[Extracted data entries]
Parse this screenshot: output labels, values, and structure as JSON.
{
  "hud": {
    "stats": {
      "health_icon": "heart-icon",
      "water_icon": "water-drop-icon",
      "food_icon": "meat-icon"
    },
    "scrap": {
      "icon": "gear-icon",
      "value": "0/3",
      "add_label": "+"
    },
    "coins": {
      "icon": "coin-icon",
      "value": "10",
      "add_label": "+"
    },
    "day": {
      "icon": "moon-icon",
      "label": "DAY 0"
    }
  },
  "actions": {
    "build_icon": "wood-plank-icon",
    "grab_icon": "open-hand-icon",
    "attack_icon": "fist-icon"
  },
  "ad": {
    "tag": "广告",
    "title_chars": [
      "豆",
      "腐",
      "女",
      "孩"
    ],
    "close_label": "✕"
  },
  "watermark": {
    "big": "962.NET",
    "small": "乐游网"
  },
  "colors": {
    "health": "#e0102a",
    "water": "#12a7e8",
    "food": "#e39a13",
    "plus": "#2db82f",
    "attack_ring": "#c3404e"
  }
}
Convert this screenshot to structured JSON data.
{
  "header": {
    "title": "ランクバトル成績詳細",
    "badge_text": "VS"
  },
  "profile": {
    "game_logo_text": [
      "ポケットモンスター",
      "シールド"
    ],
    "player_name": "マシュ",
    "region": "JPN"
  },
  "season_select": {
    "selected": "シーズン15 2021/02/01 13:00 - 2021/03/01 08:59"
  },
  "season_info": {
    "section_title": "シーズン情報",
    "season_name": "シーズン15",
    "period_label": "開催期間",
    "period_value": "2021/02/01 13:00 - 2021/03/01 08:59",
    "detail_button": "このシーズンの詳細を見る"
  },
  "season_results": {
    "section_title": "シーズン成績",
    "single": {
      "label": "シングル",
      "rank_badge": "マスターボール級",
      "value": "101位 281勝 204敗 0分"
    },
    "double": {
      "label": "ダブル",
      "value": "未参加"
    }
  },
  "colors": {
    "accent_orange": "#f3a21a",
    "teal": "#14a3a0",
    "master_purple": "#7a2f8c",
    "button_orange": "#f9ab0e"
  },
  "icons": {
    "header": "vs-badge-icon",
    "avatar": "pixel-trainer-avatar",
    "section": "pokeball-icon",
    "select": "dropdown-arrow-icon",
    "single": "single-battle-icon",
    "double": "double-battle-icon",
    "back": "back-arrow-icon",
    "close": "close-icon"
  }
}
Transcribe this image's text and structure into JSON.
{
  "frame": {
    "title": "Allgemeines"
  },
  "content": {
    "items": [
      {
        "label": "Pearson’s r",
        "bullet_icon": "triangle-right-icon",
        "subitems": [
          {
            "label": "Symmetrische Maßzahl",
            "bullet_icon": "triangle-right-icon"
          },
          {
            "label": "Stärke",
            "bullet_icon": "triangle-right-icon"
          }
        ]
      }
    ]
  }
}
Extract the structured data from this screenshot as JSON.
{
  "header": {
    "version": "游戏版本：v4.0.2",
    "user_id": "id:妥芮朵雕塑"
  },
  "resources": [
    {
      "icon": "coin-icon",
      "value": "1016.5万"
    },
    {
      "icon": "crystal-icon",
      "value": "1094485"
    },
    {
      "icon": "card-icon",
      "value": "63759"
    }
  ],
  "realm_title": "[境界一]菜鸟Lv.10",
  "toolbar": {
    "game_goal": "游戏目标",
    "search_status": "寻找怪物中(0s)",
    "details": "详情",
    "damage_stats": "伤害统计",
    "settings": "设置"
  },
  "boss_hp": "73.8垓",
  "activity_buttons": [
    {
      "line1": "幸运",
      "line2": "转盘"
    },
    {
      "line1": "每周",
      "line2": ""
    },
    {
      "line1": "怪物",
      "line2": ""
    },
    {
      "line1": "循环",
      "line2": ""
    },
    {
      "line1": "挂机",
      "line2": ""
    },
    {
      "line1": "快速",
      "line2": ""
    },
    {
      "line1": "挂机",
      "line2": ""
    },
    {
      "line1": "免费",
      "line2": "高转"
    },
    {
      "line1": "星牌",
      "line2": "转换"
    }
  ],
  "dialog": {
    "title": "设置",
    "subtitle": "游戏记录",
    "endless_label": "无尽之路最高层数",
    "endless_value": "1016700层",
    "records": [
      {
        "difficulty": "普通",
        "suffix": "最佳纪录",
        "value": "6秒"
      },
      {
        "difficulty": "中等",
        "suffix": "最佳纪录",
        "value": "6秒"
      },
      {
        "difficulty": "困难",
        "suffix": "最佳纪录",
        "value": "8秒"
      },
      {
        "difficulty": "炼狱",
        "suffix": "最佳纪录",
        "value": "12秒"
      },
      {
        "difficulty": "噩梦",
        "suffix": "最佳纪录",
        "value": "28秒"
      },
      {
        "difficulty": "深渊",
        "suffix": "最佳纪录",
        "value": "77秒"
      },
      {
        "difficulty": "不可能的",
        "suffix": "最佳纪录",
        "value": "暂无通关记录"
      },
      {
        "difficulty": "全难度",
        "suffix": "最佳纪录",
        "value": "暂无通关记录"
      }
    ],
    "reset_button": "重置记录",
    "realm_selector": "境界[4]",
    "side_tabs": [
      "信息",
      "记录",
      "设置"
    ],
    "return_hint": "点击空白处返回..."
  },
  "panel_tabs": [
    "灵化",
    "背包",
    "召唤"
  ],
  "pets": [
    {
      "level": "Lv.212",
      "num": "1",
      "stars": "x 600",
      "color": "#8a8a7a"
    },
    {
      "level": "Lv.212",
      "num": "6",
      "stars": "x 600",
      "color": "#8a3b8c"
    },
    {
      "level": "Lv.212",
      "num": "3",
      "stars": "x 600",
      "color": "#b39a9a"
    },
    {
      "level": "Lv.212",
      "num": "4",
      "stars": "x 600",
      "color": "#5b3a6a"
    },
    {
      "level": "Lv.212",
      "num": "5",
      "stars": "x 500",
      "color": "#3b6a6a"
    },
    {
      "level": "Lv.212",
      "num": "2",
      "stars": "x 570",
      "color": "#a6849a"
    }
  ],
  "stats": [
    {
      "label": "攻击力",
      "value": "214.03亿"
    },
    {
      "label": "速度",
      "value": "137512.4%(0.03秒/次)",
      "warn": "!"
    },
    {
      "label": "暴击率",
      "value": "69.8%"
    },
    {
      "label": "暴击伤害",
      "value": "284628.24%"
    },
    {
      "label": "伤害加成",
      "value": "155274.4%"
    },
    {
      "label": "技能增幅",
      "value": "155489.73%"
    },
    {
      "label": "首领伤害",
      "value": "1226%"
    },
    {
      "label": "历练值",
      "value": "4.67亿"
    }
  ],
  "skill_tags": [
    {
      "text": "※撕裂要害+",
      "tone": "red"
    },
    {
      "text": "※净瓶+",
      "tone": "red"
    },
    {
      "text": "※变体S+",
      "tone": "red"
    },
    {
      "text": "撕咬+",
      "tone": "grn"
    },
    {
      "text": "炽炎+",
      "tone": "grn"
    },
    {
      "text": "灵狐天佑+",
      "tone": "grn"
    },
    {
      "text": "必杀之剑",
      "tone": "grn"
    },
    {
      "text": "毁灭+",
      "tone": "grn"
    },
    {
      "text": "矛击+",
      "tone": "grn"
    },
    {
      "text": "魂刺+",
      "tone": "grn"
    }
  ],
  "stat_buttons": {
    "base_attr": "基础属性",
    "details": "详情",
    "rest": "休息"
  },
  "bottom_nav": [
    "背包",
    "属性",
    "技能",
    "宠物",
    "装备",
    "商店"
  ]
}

To do –
Reproduce each line of the material above precisely.

Correct output –
Parse this screenshot: output labels, values, and structure as JSON.
{
  "hud": {
    "stats": {
      "health_icon": "heart-icon",
      "water_icon": "water-drop-icon",
      "food_icon": "meat-icon"
    },
    "scrap": {
      "icon": "gear-icon",
      "value": "0/3",
      "add_label": "+"
    },
    "coins": {
      "icon": "coin-icon",
      "value": "10",
      "add_label": "+"
    },
    "day": {
      "icon": "moon-icon",
      "label": "DAY 0"
    }
  },
  "actions": {
    "build_icon": "wood-plank-icon",
    "grab_icon": "open-hand-icon",
    "attack_icon": "fist-icon"
  },
  "ad": {
    "tag": "广告",
    "title_chars": [
      "豆",
      "腐",
      "女",
      "孩"
    ],
    "close_label": "✕"
  },
  "watermark": {
    "big": "962.NET",
    "small": "乐游网"
  },
  "colors": {
    "health": "#e0102a",
    "water": "#12a7e8",
    "food": "#e39a13",
    "plus": "#2db82f",
    "attack_ring": "#c3404e"
  }
}
Convert this screenshot to structured JSON data.
{
  "header": {
    "title": "ランクバトル成績詳細",
    "badge_text": "VS"
  },
  "profile": {
    "game_logo_text": [
      "ポケットモンスター",
      "シールド"
    ],
    "player_name": "マシュ",
    "region": "JPN"
  },
  "season_select": {
    "selected": "シーズン15 2021/02/01 13:00 - 2021/03/01 08:59"
  },
  "season_info": {
    "section_title": "シーズン情報",
    "season_name": "シーズン15",
    "period_label": "開催期間",
    "period_value": "2021/02/01 13:00 - 2021/03/01 08:59",
    "detail_button": "このシーズンの詳細を見る"
  },
  "season_results": {
    "section_title": "シーズン成績",
    "single": {
      "label": "シングル",
      "rank_badge": "マスターボール級",
      "value": "101位 281勝 204敗 0分"
    },
    "double": {
      "label": "ダブル",
      "value": "未参加"
    }
  },
  "colors": {
    "accent_orange": "#f3a21a",
    "teal": "#14a3a0",
    "master_purple": "#7a2f8c",
    "button_orange": "#f9ab0e"
  },
  "icons": {
    "header": "vs-badge-icon",
    "avatar": "pixel-trainer-avatar",
    "section": "pokeball-icon",
    "select": "dropdown-arrow-icon",
    "single": "single-battle-icon",
    "double": "double-battle-icon",
    "back": "back-arrow-icon",
    "close": "close-icon"
  }
}
Transcribe this image's text and structure into JSON.
{
  "frame": {
    "title": "Allgemeines"
  },
  "content": {
    "items": [
      {
        "label": "Pearson’s r",
        "bullet_icon": "triangle-right-icon",
        "subitems": [
          {
            "label": "Symmetrische Maßzahl",
            "bullet_icon": "triangle-right-icon"
          },
          {
            "label": "Stärke",
            "bullet_icon": "triangle-right-icon"
          }
        ]
      }
    ]
  }
}
Extract the structured data from this screenshot as JSON.
{
  "header": {
    "version": "游戏版本：v4.0.2",
    "user_id": "id:妥芮朵雕塑"
  },
  "resources": [
    {
      "icon": "coin-icon",
      "value": "1016.5万"
    },
    {
      "icon": "crystal-icon",
      "value": "1094485"
    },
    {
      "icon": "card-icon",
      "value": "63759"
    }
  ],
  "realm_title": "[境界一]菜鸟Lv.10",
  "toolbar": {
    "game_goal": "游戏目标",
    "search_status": "寻找怪物中(0s)",
    "details": "详情",
    "damage_stats": "伤害统计",
    "settings": "设置"
  },
  "boss_hp": "73.8垓",
  "activity_buttons": [
    {
      "line1": "幸运",
      "line2": "转盘"
    },
    {
      "line1": "每周",
      "line2": ""
    },
    {
      "line1": "怪物",
      "line2": ""
    },
    {
      "line1": "循环",
      "line2": ""
    },
    {
      "line1": "挂机",
      "line2": ""
    },
    {
      "line1": "快速",
      "line2": ""
    },
    {
      "line1": "挂机",
      "line2": ""
    },
    {
      "line1": "免费",
      "line2": "高转"
    },
    {
      "line1": "星牌",
      "line2": "转换"
    }
  ],
  "dialog": {
    "title": "设置",
    "subtitle": "游戏记录",
    "endless_label": "无尽之路最高层数",
    "endless_value": "1016700层",
    "records": [
      {
        "difficulty": "普通",
        "suffix": "最佳纪录",
        "value": "6秒"
      },
      {
        "difficulty": "中等",
        "suffix": "最佳纪录",
        "value": "6秒"
      },
      {
        "difficulty": "困难",
        "suffix": "最佳纪录",
        "value": "8秒"
      },
      {
        "difficulty": "炼狱",
        "suffix": "最佳纪录",
        "value": "12秒"
      },
      {
        "difficulty": "噩梦",
        "suffix": "最佳纪录",
        "value": "28秒"
      },
      {
        "difficulty": "深渊",
        "suffix": "最佳纪录",
        "value": "77秒"
      },
      {
        "difficulty": "不可能的",
        "suffix": "最佳纪录",
        "value": "暂无通关记录"
      },
      {
        "difficulty": "全难度",
        "suffix": "最佳纪录",
        "value": "暂无通关记录"
      }
    ],
    "reset_button": "重置记录",
    "realm_selector": "境界[4]",
    "side_tabs": [
      "信息",
      "记录",
      "设置"
    ],
    "return_hint": "点击空白处返回..."
  },
  "panel_tabs": [
    "灵化",
    "背包",
    "召唤"
  ],
  "pets": [
    {
      "level": "Lv.212",
      "num": "1",
      "stars": "x 600",
      "color": "#8a8a7a"
    },
    {
      "level": "Lv.212",
      "num": "6",
      "stars": "x 600",
      "color": "#8a3b8c"
    },
    {
      "level": "Lv.212",
      "num": "3",
      "stars": "x 600",
      "color": "#b39a9a"
    },
    {
      "level": "Lv.212",
      "num": "4",
      "stars": "x 600",
      "color": "#5b3a6a"
    },
    {
      "level": "Lv.212",
      "num": "5",
      "stars": "x 500",
      "color": "#3b6a6a"
    },
    {
      "level": "Lv.212",
      "num": "2",
      "stars": "x 570",
      "color": "#a6849a"
    }
  ],
  "stats": [
    {
      "label": "攻击力",
      "value": "214.03亿"
    },
    {
      "label": "速度",
      "value": "137512.4%(0.03秒/次)",
      "warn": "!"
    },
    {
      "label": "暴击率",
      "value": "69.8%"
    },
    {
      "label": "暴击伤害",
      "value": "284628.24%"
    },
    {
      "label": "伤害加成",
      "value": "155274.4%"
    },
    {
      "label": "技能增幅",
      "value": "155489.73%"
    },
    {
      "label": "首领伤害",
      "value": "1226%"
    },
    {
      "label": "历练值",
      "value": "4.67亿"
    }
  ],
  "skill_tags": [
    {
      "text": "※撕裂要害+",
      "tone": "red"
    },
    {
      "text": "※净瓶+",
      "tone": "red"
    },
    {
      "text": "※变体S+",
      "tone": "red"
    },
    {
      "text": "撕咬+",
      "tone": "grn"
    },
    {
      "text": "炽炎+",
      "tone": "grn"
    },
    {
      "text": "灵狐天佑+",
      "tone": "grn"
    },
    {
      "text": "必杀之剑",
      "tone": "grn"
    },
    {
      "text": "毁灭+",
      "tone": "grn"
    },
    {
      "text": "矛击+",
      "tone": "grn"
    },
    {
      "text": "魂刺+",
      "tone": "grn"
    }
  ],
  "stat_buttons": {
    "base_attr": "基础属性",
    "details": "详情",
    "rest": "休息"
  },
  "bottom_nav": [
    "背包",
    "属性",
    "技能",
    "宠物",
    "装备",
    "商店"
  ]
}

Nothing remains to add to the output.